++++ PASSAGE PROVIDED ++++

In third world country's where methane generators have been used for cooking, they use ordinary steel wool for control of flash back, but the gas ( methane ) is coming from the generator clean and dry.

Gas from the HHO cell is coming off with some lye, the bubbler is also doing duty as a scrubber removing lye, with screen installed a diffuser to break large hydrogen bubbles into smaller ones.

Not everything gets scrubbed in a small bubbler, the lye which is visible in the flame as the orange colour produced at the torch, I would rather see you use a commercially made flash arrestor manufactured by a reputable company not some Chinese crap. 

Use the red arrestor, the treads are LH for a reason, to distinguish flammable gas from other non flammable, natural gas and propane pipes coming into a building have to be either be painted yellow or have yellow tape affixed every so many feet. 

Helps keep people safe knowing what's inside that pipe. . http://tinyurl.com/5vn6doa

Install the arrestor on the end of your hose just before it attaches to the torch.

Regards
Gill


----------



## stihl88

Nice work on those plans Rusty!

Samuel, i did the exact same as you, i used some fine copper magnet wire which was tightly packed into the handle of the torch but it flashed back and near on blew my eardrums out. So what i used is some aquarium bubbler's (The waxy plastic type). The link Ive posted below shows another way of using aquarium bubbler's http://www.youtube.com/watch?v=I3oTNDPoCjA


BTW, sign you selves up to this HHO Forum for some good articles > http://www.hhoforums.com/index.php
In the search box type HHO Torch.


----------



## HAuCl4

Thanks for the plans rusty. An eye opener is that almost everyone that has built one of those small HHOs has had one explosion or more. :shock: 

Good thing they were small HHO setups...

Love your signature stihl88. Maybe add some of the precipitant reactions too?. SMB, sodium nitrite, and oxalic acid?. 8)


----------



## stihl88

Cheers, ive tweaked the Sig a bit since you posted. I plan on adding the AR ingredients to dissolve 1g of Gold instead of 1 Toz.
I found an old symbol for T Oz, looks ok i say.


----------



## samuel-a

Here is the photos:

Cell without the bubbler





Nozzle tip and flashback arrestor


----------



## HAuCl4

What type of electrolyte works best?. How do you get rid of the sodium/yellow flame?. If it can be made safe I want to try it!. 2800 C can make silver and copper boil or oxidize, and leave a pure gold crystal behind. :idea: 8) :shock:

Torches instead of induction. Gold instead of silicon. Run upside down to keep the higher melting point PGMs on the bottom zone and the pure single crystal of gold on the top. :idea:

Thanks for the ideas guys!. 8)


----------



## stihl88

Looks great Sam, what sort of output are you getting from that setup? Nice hot flame yeah?

HAuCl4, apparently potassium hydroxide is 20% better again than sodium hydroxide (Lye, Drano).
Also, have you ever seen these gold crystals? Ive seen them make the silicon Crystals for wafer production but i wasn't aware that it was possible for any other material.


----------



## HAuCl4

Thanks stihl. Wikipedia says it can be done for other metals:

"The Czochralski process is a method of crystal growth used to obtain single crystals of semiconductors (e.g. silicon, germanium and gallium arsenide), metals (e.g. palladium, platinum, silver, gold), salts, and synthetic gemstones."

++++

• **REQUIREMENTS**
Please list every web address that appears in the forum thread. The material that comes next has no connection to the forum thread.

++++ INFORMATION PROVIDED ++++

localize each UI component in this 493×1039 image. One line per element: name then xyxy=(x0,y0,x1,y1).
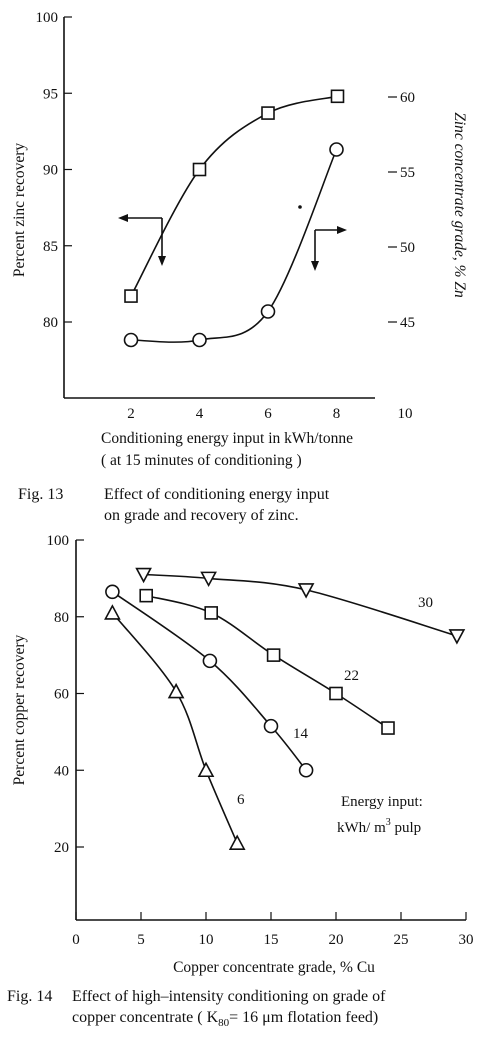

++++

• **RESPONSE TO THIS EXERCISE**
http://tinyurl.com/5vn6doa
http://www.youtube.com/watch?v=I3oTNDPoCjA
http://www.hhoforums.com/index.php